=== PAGE EXCERPT ===
Anthropogenic debris on the Cocos (Keeling) Islands, March 2017. (A) eastern side of South Island, (B) north side of Direction Island, (C) beach-back vegetation along the north-east side of Home Island, (D) micro-plastics (primarily; 1–5 mm) along the eastern side of South Island.

All debris items encountered in transects or quadrats were counted, sorted by type, and weighed using an electronic balance to 0.001 g (for micro-debris 2–5 mm) or 1 g using a spring balance (for macro-debris ≥5 mm). We used the same standard debris type categories as Lavers and Bond20, including glass, foam, metal, hard plastic fragments, film (e.g., soft plastics such as bags), and threads (e.g., rope and fishing line). Additional sub-categories included readily identifiable items or those commonly reported in the recent literature (e.g., industrial resin pellet (“nurdle”), melted plastic, shoes, cigarette lighters, and toothbrushes). All values are presented as mean ± SD unless specified otherwise.

Statistical analysis

The total amount of debris present on each island in the Cocos (Keeling) Island group in 2017 was estimated in five steps. (1) The total beach area and perimeter for each island was measured using aerial imagery in Google Earth Pro. (2) We then multiplied the mean density of items recorded from beach transects by the total beach area to estimate the total debris visible on the beach surface of each island. (3) Next, we estimated the total amount of debris buried to a depth of 10 cm on each island based on the mean buried density recorded from quadrats and total beach surface area of each island. (4) The quantity of debris present within a 10 m wide zone of beach-back vegetation was estimated using the mean density values generated from 10 m transects running perpendicular from the beach edge multiplied by the perimeter of each island. (5) Missing data on the density and/or mass of debris (e.g., North Keeling) were estimated based on the combined mean of the remaining islands in the CKI group. Finally, the total number and mass of items recorded on the seven islands surveyed (representing 88% of the landmass) were extrapolated using mean debris numbers and mass to provide estimates for the entire CKI group.



We recorded a total of 23,227 anthropogenic debris items, weighing a total of 96.67 kg. Based on these data, and the density estimates detailed below, we estimate there were 414 million pieces of anthropogenic debris weighing 238 tonnes present on the entire Cocos (Keeling) Islands group in 2017 (i.e., extrapolated to include all 27 islands, Table 1).

Table 1 Estimates of the number (n) and mass of debris items (kg) present on the Cocos (Keeling) Island group in 2017.

Surface debris

The mass and number of debris items recorded across all 15 beach surface transects (868 m2) was 70.73 kg (excluding North Keeling samples, which were not weighed) and 18,928 items, respectively. Mean density of visible debris on the beach surface ranged from 4.72 items m−2 (Gun Beach 2, West Island) to 55.67 items m−2 (North Cove, Home Island; Table 2; overall mean 21.68 ± 19.01 items m−2). About half of the collected surface debris by number was comprised of microplastics (51.35 ± 9.31%; Fig. 2, panel D). Extrapolated to the total beach area for all of CKI, an estimated 14.29 million pieces of visible debris weighing 47.96 tonnes were present on beach surfaces of the CKI group (Table 1).

=== SUPPLIED ENTRIES ===

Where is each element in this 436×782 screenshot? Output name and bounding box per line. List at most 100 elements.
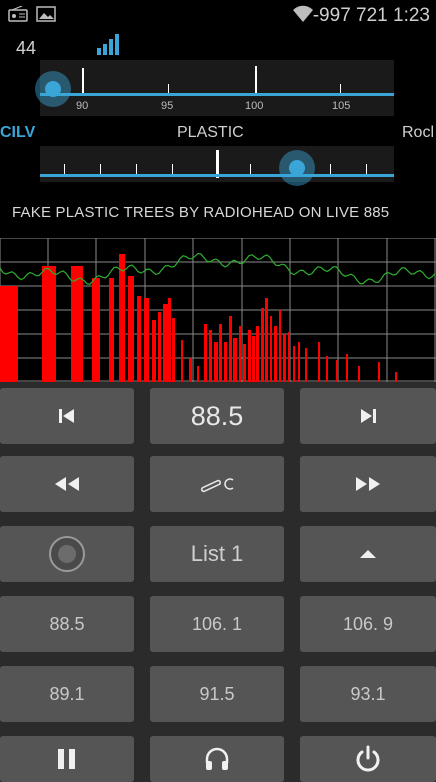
scale-baseline bbox=[40, 93, 394, 96]
arrow-up-icon bbox=[360, 550, 376, 558]
next-station-button[interactable] bbox=[300, 388, 436, 444]
spectrum-bar bbox=[261, 308, 264, 382]
spectrum-bar bbox=[229, 316, 232, 382]
spectrum-bar bbox=[279, 310, 281, 382]
spectrum-bar bbox=[189, 358, 192, 382]
spectrum-waveform bbox=[0, 252, 436, 285]
spectrum-bar bbox=[239, 326, 241, 382]
rds-text: FAKE PLASTIC TREES BY RADIOHEAD ON LIVE … bbox=[12, 204, 390, 221]
record-icon bbox=[49, 536, 85, 572]
spectrum-bar bbox=[318, 342, 320, 382]
spectrum-bar bbox=[144, 298, 149, 382]
preset-label: 106. 9 bbox=[342, 613, 394, 634]
scale-label: 105 bbox=[332, 100, 351, 112]
spectrum-bar bbox=[172, 318, 175, 382]
scale-label: 95 bbox=[161, 100, 174, 112]
preset-label: 106. 1 bbox=[191, 613, 243, 634]
preset-button-4[interactable]: 89.1 bbox=[0, 666, 134, 722]
headphones-icon bbox=[205, 747, 229, 770]
spectrum-bar bbox=[274, 326, 277, 382]
preset-button-3[interactable]: 106. 9 bbox=[300, 596, 436, 652]
record-button[interactable] bbox=[0, 526, 134, 582]
spectrum-bar bbox=[109, 278, 114, 382]
rewind-icon bbox=[55, 477, 79, 491]
spectrum-bar bbox=[248, 330, 251, 382]
scale-label: 90 bbox=[76, 100, 89, 112]
preset-button-2[interactable]: 106. 1 bbox=[150, 596, 284, 652]
frequency-scale[interactable]: 90 95 100 105 bbox=[40, 60, 394, 116]
spectrum-bar bbox=[252, 336, 255, 382]
status-bar: -997 721 1:23 bbox=[0, 0, 436, 32]
spectrum-bar bbox=[243, 344, 246, 382]
spectrum-bar bbox=[358, 366, 360, 382]
spectrum-bar bbox=[283, 334, 286, 382]
skip-previous-icon bbox=[59, 409, 74, 423]
expand-up-button[interactable] bbox=[300, 526, 436, 582]
spectrum-bar bbox=[92, 278, 100, 382]
spectrum-bar bbox=[163, 304, 168, 382]
wifi-icon bbox=[293, 5, 313, 22]
signal-strength-value: 44 bbox=[16, 38, 37, 58]
power-icon bbox=[356, 745, 380, 772]
spectrum-bar bbox=[270, 316, 272, 382]
spectrum-bar bbox=[181, 340, 183, 382]
spectrum-bar bbox=[204, 324, 207, 382]
spectrum-bar bbox=[224, 342, 227, 382]
seek-forward-button[interactable] bbox=[300, 456, 436, 512]
spectrum-bar bbox=[293, 346, 295, 382]
current-station-name: PLASTIC bbox=[177, 124, 244, 141]
skip-next-icon bbox=[361, 409, 376, 423]
spectrum-bar bbox=[233, 338, 237, 382]
previous-station-name[interactable]: CILV bbox=[0, 124, 35, 142]
spectrum-bar bbox=[288, 332, 290, 382]
fast-forward-icon bbox=[356, 477, 380, 491]
spectrum-bar bbox=[168, 298, 171, 382]
spectrum-bar bbox=[137, 296, 141, 382]
tuner-knob[interactable] bbox=[45, 81, 61, 97]
prev-station-button[interactable] bbox=[0, 388, 134, 444]
spectrum-bar bbox=[197, 366, 199, 382]
spectrum-bar bbox=[0, 286, 18, 382]
pause-button[interactable] bbox=[0, 736, 134, 782]
power-button[interactable] bbox=[300, 736, 436, 782]
spectrum-bar bbox=[219, 324, 222, 382]
preset-button-6[interactable]: 93.1 bbox=[300, 666, 436, 722]
spectrum-bar bbox=[158, 312, 161, 382]
scale-major-tick bbox=[255, 66, 257, 96]
station-knob[interactable] bbox=[289, 160, 305, 176]
tune-icon bbox=[200, 478, 234, 493]
preset-button-1[interactable]: 88.5 bbox=[0, 596, 134, 652]
preset-label: 88.5 bbox=[49, 613, 85, 634]
spectrum-bar bbox=[378, 362, 380, 382]
spectrum-bar bbox=[346, 354, 348, 382]
station-list-button[interactable]: List 1 bbox=[150, 526, 284, 582]
spectrum-bar bbox=[214, 342, 218, 382]
preset-label: 89.1 bbox=[49, 683, 85, 704]
seek-back-button[interactable] bbox=[0, 456, 134, 512]
frequency-display: 88.5 bbox=[190, 400, 244, 431]
spectrum-bar bbox=[119, 254, 125, 382]
headphones-button[interactable] bbox=[150, 736, 284, 782]
slider-baseline bbox=[40, 174, 394, 177]
tune-settings-button[interactable] bbox=[150, 456, 284, 512]
preset-button-5[interactable]: 91.5 bbox=[150, 666, 284, 722]
pause-icon bbox=[58, 749, 75, 769]
status-info-text: -997 721 1:23 bbox=[312, 5, 430, 26]
preset-label: 93.1 bbox=[350, 683, 386, 704]
spectrum-bar bbox=[265, 298, 268, 382]
control-panel: 88.5 List 1 88.5 106. 1 106. 9 89.1 91.5… bbox=[0, 382, 436, 782]
signal-bars-icon bbox=[97, 34, 119, 55]
spectrum-bar bbox=[209, 330, 212, 382]
radio-icon bbox=[8, 6, 28, 22]
next-station-name[interactable]: Rocl bbox=[402, 124, 434, 142]
spectrum-bar bbox=[71, 266, 83, 382]
spectrum-bar bbox=[305, 348, 307, 382]
station-slider[interactable] bbox=[40, 146, 394, 182]
spectrum-bar bbox=[395, 372, 397, 382]
spectrum-visualizer bbox=[0, 238, 436, 382]
spectrum-bar bbox=[298, 342, 300, 382]
spectrum-bar bbox=[42, 266, 56, 382]
spectrum-bar bbox=[152, 320, 156, 382]
frequency-display-button[interactable]: 88.5 bbox=[150, 388, 284, 444]
spectrum-bar bbox=[336, 360, 338, 382]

=== TASK SET ===
1. Summarize the Cocos (Keeling) Islands debris text in two sentences.
2. Copy the passage of the Cocos (Keeling) Islands debris text starting at "We recorded a" and ending at "group in 2017.".
3. Pick up the Cocos (Keeling) Islands debris text where it stops and write what comes next.

=== EXPECTED RESULTS ===
1. All anthropogenic debris found in transects and quadrats on the Cocos (Keeling) Islands was counted, sorted by type and weighed, and island totals were estimated in steps from beach area, perimeter and mean densities, then extrapolated to the whole group. A total of 23,227 items weighing 96.67 kg was recorded, leading to an estimate of 414 million pieces weighing 238 tonnes on all 27 islands in 2017, including 14.29 million visible pieces weighing 47.96 tonnes on beach surfaces.

2.
We recorded a total of 23,227 anthropogenic debris items, weighing a total of 96.67 kg. Based on these data, and the density estimates detailed below, we estimate there were 414 million pieces of anthropogenic debris weighing 238 tonnes present on the entire Cocos (Keeling) Islands group in 2017 (i.e., extrapolated to include all 27 islands, Table 1).

Table 1 Estimates of the number (n) and mass of debris items (kg) present on the Cocos (Keeling) Island group in 2017.

3.
Table 2 Mean density (items m−2 ± SD) and mass (g m−2) of debris items recorded in transects and quadrats on Cocos (Keeling) Island group.

Buried debris

Total buried debris (top 10 cm) recorded in 14 quadrats from seven sites on three islands (2.24 m2) accounted for only 6.32% of all beach debris items collected by number (n = 1,467) and 0.32% by weight (0.23 kg). Mean density of buried items (both micro- and macro-debris) varied from 28.13 items m−2 (South Beach, Home Island) to 2,506.25 items m−2 (Central SE, South Island; overall mean 654.91 ± 869.97 items m−2), while the mean mass of items ranged from 0.01 kg m−2 (Home Island) to 0.29 kg m−2 (South Island; Table 2). Between 10–70× more debris items m−2 were found buried compared to items visible on the surface of beaches, and 76.42 ± 10.99% of buried debris items were comprised of micro-debris. The estimated total number of buried debris items for CKI is 383.99 million pieces weighing 61.60 tonnes (Table 1).

Beach-back debris

The 12 beach-back transects completed on five islands (240 m2) recovered 2,622 items, weighing 25.71 kg. The mean density of beach-back debris (macro only) ranged from 2.28 items m−2 (Pulu Marya Island) to 51.25 items m−2 on (Home Island; Table 2 and Fig. 2, panel C; overall mean 10.93 ± 15.39 items m−2). Data from Home and Horsburgh Islands indicated the average mass of macro-debris found in beach-back areas was 3–6× heavier than on the beach surface. Extrapolated to the total beach-back area of the island group, we estimate that there were 15.32 million debris items present in the beach-back, weighing a total of 128.42 tonnes, across the CKI (Table 1).

Debris composition

Plastic items accounted for 95.41% (n = 22,161) of all debris recorded, followed by foam (3.96%, n = 919). All other debris types combined (glass, metal, wood and fabric) made up 0.63% (n = 147) of the total count. Plastic fragments were the most common item encountered on CKI beaches (69.34%, n = 16,106). Of the identifiable items recorded during the survey, 9.84% were categorised as disposable single-use items (n = 2,285), 3.84% as resin pellets (‘nurdles’, n = 891) and 1.57% as fishing-related (n = 365). The most common identifiable consumer items were bottle caps and lids (n = 840), shoes (predominantly ‘flip-flops’, n = 549) and plastic drinking straws (n = 235).


Results of the first, comprehensive survey of debris on the Cocos (Keeling) Islands in 2017 indicated there are an estimated 413.6 million pieces of debris weighing 238 tonnes (Table 1) distributed across these remote, tropical islands. While these numbers are among the highest reported on remote islands19,23 the data underestimate the true amount of debris present on CKI as we were unable to sample all possible debris sources. For example, we excluded items buried >10 cm below the surface and were unable to survey some debris ‘hotspots’ within the atoll, including the south-east side of South Island (Fig. 2; panel A and D) due to accessibility issues (i.e., unfavourable tides, vessel mechanical failure). As a result, our data on debris densities for CKI are conservative and values should be interpreted as minimum estimates.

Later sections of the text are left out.